[Data records]
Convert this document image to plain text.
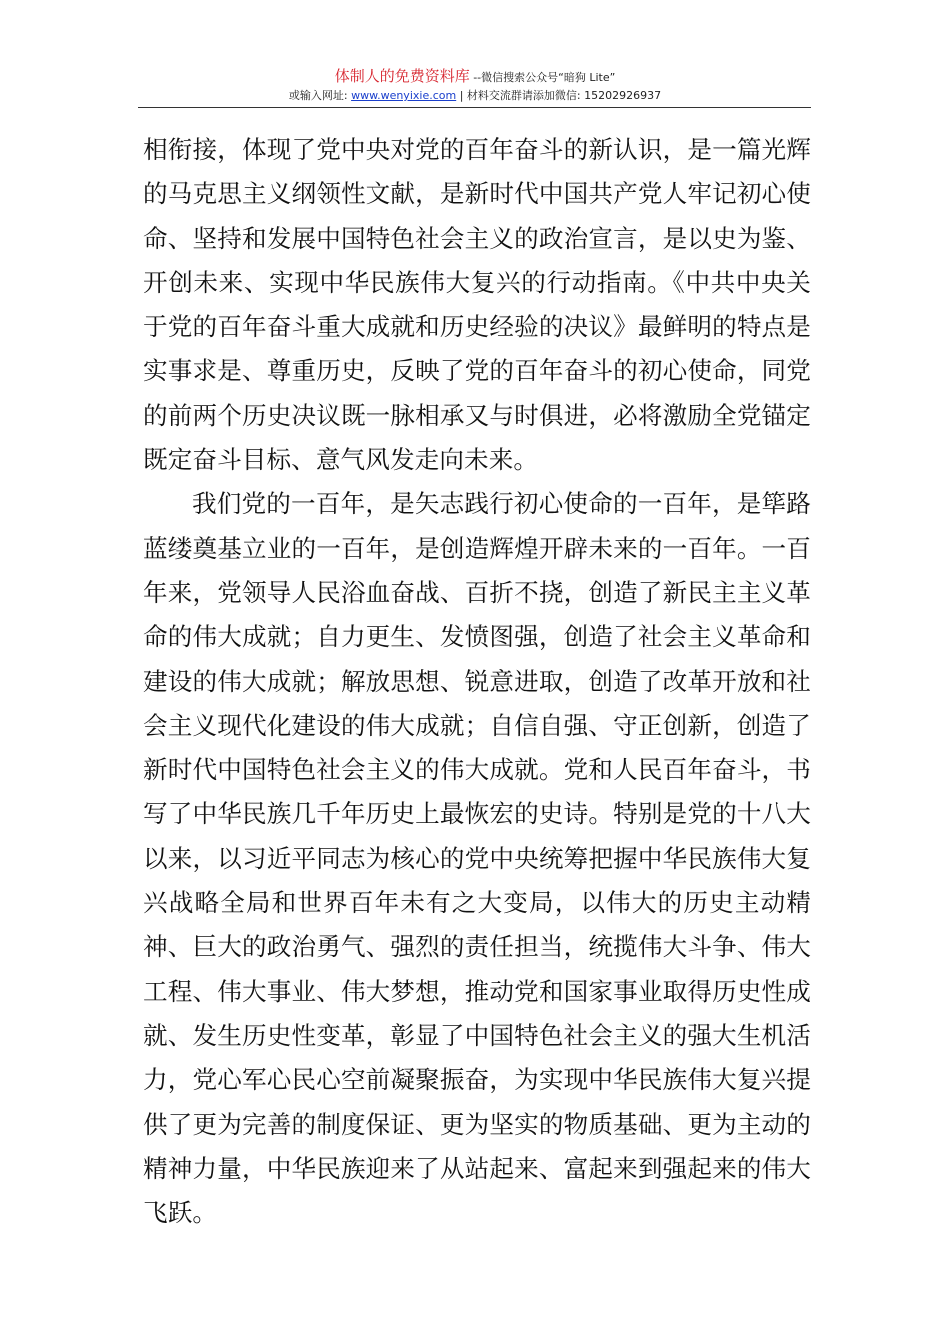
体制人的免费资料库 --微信搜索公众号“暗狗 Lite”
或输入网址: www.wenyixie.com | 材料交流群请添加微信: 15202926937

相衔接，体现了党中央对党的百年奋斗的新认识，是一篇光辉的马克思主义纲领性文献，是新时代中国共产党人牢记初心使命、坚持和发展中国特色社会主义的政治宣言，是以史为鉴、开创未来、实现中华民族伟大复兴的行动指南。《中共中央关于党的百年奋斗重大成就和历史经验的决议》最鲜明的特点是实事求是、尊重历史，反映了党的百年奋斗的初心使命，同党的前两个历史决议既一脉相承又与时俱进，必将激励全党锚定既定奋斗目标、意气风发走向未来。

我们党的一百年，是矢志践行初心使命的一百年，是筚路蓝缕奠基立业的一百年，是创造辉煌开辟未来的一百年。一百年来，党领导人民浴血奋战、百折不挠，创造了新民主主义革命的伟大成就；自力更生、发愤图强，创造了社会主义革命和建设的伟大成就；解放思想、锐意进取，创造了改革开放和社会主义现代化建设的伟大成就；自信自强、守正创新，创造了新时代中国特色社会主义的伟大成就。党和人民百年奋斗，书写了中华民族几千年历史上最恢宏的史诗。特别是党的十八大以来，以习近平同志为核心的党中央统筹把握中华民族伟大复兴战略全局和世界百年未有之大变局，以伟大的历史主动精神、巨大的政治勇气、强烈的责任担当，统揽伟大斗争、伟大工程、伟大事业、伟大梦想，推动党和国家事业取得历史性成就、发生历史性变革，彰显了中国特色社会主义的强大生机活力，党心军心民心空前凝聚振奋，为实现中华民族伟大复兴提供了更为完善的制度保证、更为坚实的物质基础、更为主动的精神力量，中华民族迎来了从站起来、富起来到强起来的伟大飞跃。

- Given problem -
Every record gets retyped exactly; no picture goes into the copy.

- The reply -
Convert this document image to plain text.
体制人的免费资料库 --微信搜索公众号“暗狗 Lite”
或输入网址: www.wenyixie.com | 材料交流群请添加微信: 15202926937

相衔接，体现了党中央对党的百年奋斗的新认识，是一篇光辉的马克思主义纲领性文献，是新时代中国共产党人牢记初心使命、坚持和发展中国特色社会主义的政治宣言，是以史为鉴、开创未来、实现中华民族伟大复兴的行动指南。《中共中央关于党的百年奋斗重大成就和历史经验的决议》最鲜明的特点是实事求是、尊重历史，反映了党的百年奋斗的初心使命，同党的前两个历史决议既一脉相承又与时俱进，必将激励全党锚定既定奋斗目标、意气风发走向未来。

我们党的一百年，是矢志践行初心使命的一百年，是筚路蓝缕奠基立业的一百年，是创造辉煌开辟未来的一百年。一百年来，党领导人民浴血奋战、百折不挠，创造了新民主主义革命的伟大成就；自力更生、发愤图强，创造了社会主义革命和建设的伟大成就；解放思想、锐意进取，创造了改革开放和社会主义现代化建设的伟大成就；自信自强、守正创新，创造了新时代中国特色社会主义的伟大成就。党和人民百年奋斗，书写了中华民族几千年历史上最恢宏的史诗。特别是党的十八大以来，以习近平同志为核心的党中央统筹把握中华民族伟大复兴战略全局和世界百年未有之大变局，以伟大的历史主动精神、巨大的政治勇气、强烈的责任担当，统揽伟大斗争、伟大工程、伟大事业、伟大梦想，推动党和国家事业取得历史性成就、发生历史性变革，彰显了中国特色社会主义的强大生机活力，党心军心民心空前凝聚振奋，为实现中华民族伟大复兴提供了更为完善的制度保证、更为坚实的物质基础、更为主动的精神力量，中华民族迎来了从站起来、富起来到强起来的伟大飞跃。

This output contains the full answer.